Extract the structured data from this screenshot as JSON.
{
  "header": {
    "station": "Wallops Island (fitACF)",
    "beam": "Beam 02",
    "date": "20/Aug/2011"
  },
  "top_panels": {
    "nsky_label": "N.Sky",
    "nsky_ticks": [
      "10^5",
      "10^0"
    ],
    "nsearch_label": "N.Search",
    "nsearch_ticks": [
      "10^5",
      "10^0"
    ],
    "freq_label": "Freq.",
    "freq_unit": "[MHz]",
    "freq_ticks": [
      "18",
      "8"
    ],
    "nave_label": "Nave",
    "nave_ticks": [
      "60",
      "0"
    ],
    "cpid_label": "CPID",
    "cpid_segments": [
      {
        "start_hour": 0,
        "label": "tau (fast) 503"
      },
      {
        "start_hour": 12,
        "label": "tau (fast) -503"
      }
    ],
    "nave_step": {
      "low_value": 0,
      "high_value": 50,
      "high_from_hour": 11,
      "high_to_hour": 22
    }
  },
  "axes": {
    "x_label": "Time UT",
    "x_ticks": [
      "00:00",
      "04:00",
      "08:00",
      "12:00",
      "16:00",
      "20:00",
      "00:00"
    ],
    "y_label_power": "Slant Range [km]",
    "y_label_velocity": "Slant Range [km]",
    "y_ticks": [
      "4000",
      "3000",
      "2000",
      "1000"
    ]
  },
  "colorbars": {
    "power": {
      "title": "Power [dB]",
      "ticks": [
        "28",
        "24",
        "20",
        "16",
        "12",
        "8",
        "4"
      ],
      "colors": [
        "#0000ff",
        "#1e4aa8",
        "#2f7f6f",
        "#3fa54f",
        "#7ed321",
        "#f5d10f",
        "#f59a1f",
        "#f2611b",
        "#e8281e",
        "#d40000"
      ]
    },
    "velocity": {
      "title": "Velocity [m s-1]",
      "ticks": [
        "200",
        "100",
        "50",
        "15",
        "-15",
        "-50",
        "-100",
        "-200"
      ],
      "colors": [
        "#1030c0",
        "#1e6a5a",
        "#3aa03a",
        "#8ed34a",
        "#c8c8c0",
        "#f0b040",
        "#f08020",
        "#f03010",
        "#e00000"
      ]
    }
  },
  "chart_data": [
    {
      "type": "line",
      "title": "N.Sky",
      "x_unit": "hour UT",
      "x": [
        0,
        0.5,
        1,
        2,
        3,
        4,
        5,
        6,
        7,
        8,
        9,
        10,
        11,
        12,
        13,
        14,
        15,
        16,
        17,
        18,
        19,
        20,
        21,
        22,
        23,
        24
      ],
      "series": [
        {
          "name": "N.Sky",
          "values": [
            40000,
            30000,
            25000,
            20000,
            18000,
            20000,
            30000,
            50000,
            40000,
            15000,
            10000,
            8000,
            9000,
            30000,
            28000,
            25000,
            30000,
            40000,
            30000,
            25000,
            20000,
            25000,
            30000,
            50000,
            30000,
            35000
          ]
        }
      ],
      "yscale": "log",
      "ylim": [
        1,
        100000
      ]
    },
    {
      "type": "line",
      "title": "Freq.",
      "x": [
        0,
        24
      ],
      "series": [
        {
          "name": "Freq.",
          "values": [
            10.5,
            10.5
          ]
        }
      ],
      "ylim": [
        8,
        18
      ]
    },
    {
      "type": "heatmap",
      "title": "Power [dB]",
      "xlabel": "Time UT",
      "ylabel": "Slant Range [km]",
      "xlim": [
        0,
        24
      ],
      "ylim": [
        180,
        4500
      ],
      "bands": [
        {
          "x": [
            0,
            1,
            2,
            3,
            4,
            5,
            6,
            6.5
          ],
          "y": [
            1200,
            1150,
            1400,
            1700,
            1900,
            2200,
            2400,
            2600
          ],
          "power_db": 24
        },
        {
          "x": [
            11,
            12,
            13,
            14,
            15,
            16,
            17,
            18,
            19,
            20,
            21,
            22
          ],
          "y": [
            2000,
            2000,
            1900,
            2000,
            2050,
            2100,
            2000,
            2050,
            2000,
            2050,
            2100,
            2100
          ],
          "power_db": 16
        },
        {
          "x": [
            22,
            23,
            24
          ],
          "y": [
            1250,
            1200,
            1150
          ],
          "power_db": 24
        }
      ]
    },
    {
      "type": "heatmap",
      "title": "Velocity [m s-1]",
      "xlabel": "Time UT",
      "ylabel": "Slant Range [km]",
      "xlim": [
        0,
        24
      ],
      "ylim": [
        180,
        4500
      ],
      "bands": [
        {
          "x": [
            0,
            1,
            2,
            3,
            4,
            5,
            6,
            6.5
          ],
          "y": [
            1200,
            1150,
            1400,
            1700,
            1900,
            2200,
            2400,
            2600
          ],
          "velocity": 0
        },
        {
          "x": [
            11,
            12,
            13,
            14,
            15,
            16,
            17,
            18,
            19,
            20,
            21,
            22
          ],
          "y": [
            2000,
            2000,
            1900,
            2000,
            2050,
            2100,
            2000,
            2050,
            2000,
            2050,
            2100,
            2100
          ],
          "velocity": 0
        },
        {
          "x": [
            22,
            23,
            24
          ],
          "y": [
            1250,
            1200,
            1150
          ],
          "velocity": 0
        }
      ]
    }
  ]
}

* * * * * * *

Give all the entries again exactly; leave none out.

▶ [Solved problem]
Extract the structured data from this screenshot as JSON.
{
  "header": {
    "station": "Wallops Island (fitACF)",
    "beam": "Beam 02",
    "date": "20/Aug/2011"
  },
  "top_panels": {
    "nsky_label": "N.Sky",
    "nsky_ticks": [
      "10^5",
      "10^0"
    ],
    "nsearch_label": "N.Search",
    "nsearch_ticks": [
      "10^5",
      "10^0"
    ],
    "freq_label": "Freq.",
    "freq_unit": "[MHz]",
    "freq_ticks": [
      "18",
      "8"
    ],
    "nave_label": "Nave",
    "nave_ticks": [
      "60",
      "0"
    ],
    "cpid_label": "CPID",
    "cpid_segments": [
      {
        "start_hour": 0,
        "label": "tau (fast) 503"
      },
      {
        "start_hour": 12,
        "label": "tau (fast) -503"
      }
    ],
    "nave_step": {
      "low_value": 0,
      "high_value": 50,
      "high_from_hour": 11,
      "high_to_hour": 22
    }
  },
  "axes": {
    "x_label": "Time UT",
    "x_ticks": [
      "00:00",
      "04:00",
      "08:00",
      "12:00",
      "16:00",
      "20:00",
      "00:00"
    ],
    "y_label_power": "Slant Range [km]",
    "y_label_velocity": "Slant Range [km]",
    "y_ticks": [
      "4000",
      "3000",
      "2000",
      "1000"
    ]
  },
  "colorbars": {
    "power": {
      "title": "Power [dB]",
      "ticks": [
        "28",
        "24",
        "20",
        "16",
        "12",
        "8",
        "4"
      ],
      "colors": [
        "#0000ff",
        "#1e4aa8",
        "#2f7f6f",
        "#3fa54f",
        "#7ed321",
        "#f5d10f",
        "#f59a1f",
        "#f2611b",
        "#e8281e",
        "#d40000"
      ]
    },
    "velocity": {
      "title": "Velocity [m s-1]",
      "ticks": [
        "200",
        "100",
        "50",
        "15",
        "-15",
        "-50",
        "-100",
        "-200"
      ],
      "colors": [
        "#1030c0",
        "#1e6a5a",
        "#3aa03a",
        "#8ed34a",
        "#c8c8c0",
        "#f0b040",
        "#f08020",
        "#f03010",
        "#e00000"
      ]
    }
  },
  "chart_data": [
    {
      "type": "line",
      "title": "N.Sky",
      "x_unit": "hour UT",
      "x": [
        0,
        0.5,
        1,
        2,
        3,
        4,
        5,
        6,
        7,
        8,
        9,
        10,
        11,
        12,
        13,
        14,
        15,
        16,
        17,
        18,
        19,
        20,
        21,
        22,
        23,
        24
      ],
      "series": [
        {
          "name": "N.Sky",
          "values": [
            40000,
            30000,
            25000,
            20000,
            18000,
            20000,
            30000,
            50000,
            40000,
            15000,
            10000,
            8000,
            9000,
            30000,
            28000,
            25000,
            30000,
            40000,
            30000,
            25000,
            20000,
            25000,
            30000,
            50000,
            30000,
            35000
          ]
        }
      ],
      "yscale": "log",
      "ylim": [
        1,
        100000
      ]
    },
    {
      "type": "line",
      "title": "Freq.",
      "x": [
        0,
        24
      ],
      "series": [
        {
          "name": "Freq.",
          "values": [
            10.5,
            10.5
          ]
        }
      ],
      "ylim": [
        8,
        18
      ]
    },
    {
      "type": "heatmap",
      "title": "Power [dB]",
      "xlabel": "Time UT",
      "ylabel": "Slant Range [km]",
      "xlim": [
        0,
        24
      ],
      "ylim": [
        180,
        4500
      ],
      "bands": [
        {
          "x": [
            0,
            1,
            2,
            3,
            4,
            5,
            6,
            6.5
          ],
          "y": [
            1200,
            1150,
            1400,
            1700,
            1900,
            2200,
            2400,
            2600
          ],
          "power_db": 24
        },
        {
          "x": [
            11,
            12,
            13,
            14,
            15,
            16,
            17,
            18,
            19,
            20,
            21,
            22
          ],
          "y": [
            2000,
            2000,
            1900,
            2000,
            2050,
            2100,
            2000,
            2050,
            2000,
            2050,
            2100,
            2100
          ],
          "power_db": 16
        },
        {
          "x": [
            22,
            23,
            24
          ],
          "y": [
            1250,
            1200,
            1150
          ],
          "power_db": 24
        }
      ]
    },
    {
      "type": "heatmap",
      "title": "Velocity [m s-1]",
      "xlabel": "Time UT",
      "ylabel": "Slant Range [km]",
      "xlim": [
        0,
        24
      ],
      "ylim": [
        180,
        4500
      ],
      "bands": [
        {
          "x": [
            0,
            1,
            2,
            3,
            4,
            5,
            6,
            6.5
          ],
          "y": [
            1200,
            1150,
            1400,
            1700,
            1900,
            2200,
            2400,
            2600
          ],
          "velocity": 0
        },
        {
          "x": [
            11,
            12,
            13,
            14,
            15,
            16,
            17,
            18,
            19,
            20,
            21,
            22
          ],
          "y": [
            2000,
            2000,
            1900,
            2000,
            2050,
            2100,
            2000,
            2050,
            2000,
            2050,
            2100,
            2100
          ],
          "velocity": 0
        },
        {
          "x": [
            22,
            23,
            24
          ],
          "y": [
            1250,
            1200,
            1150
          ],
          "velocity": 0
        }
      ]
    }
  ]
}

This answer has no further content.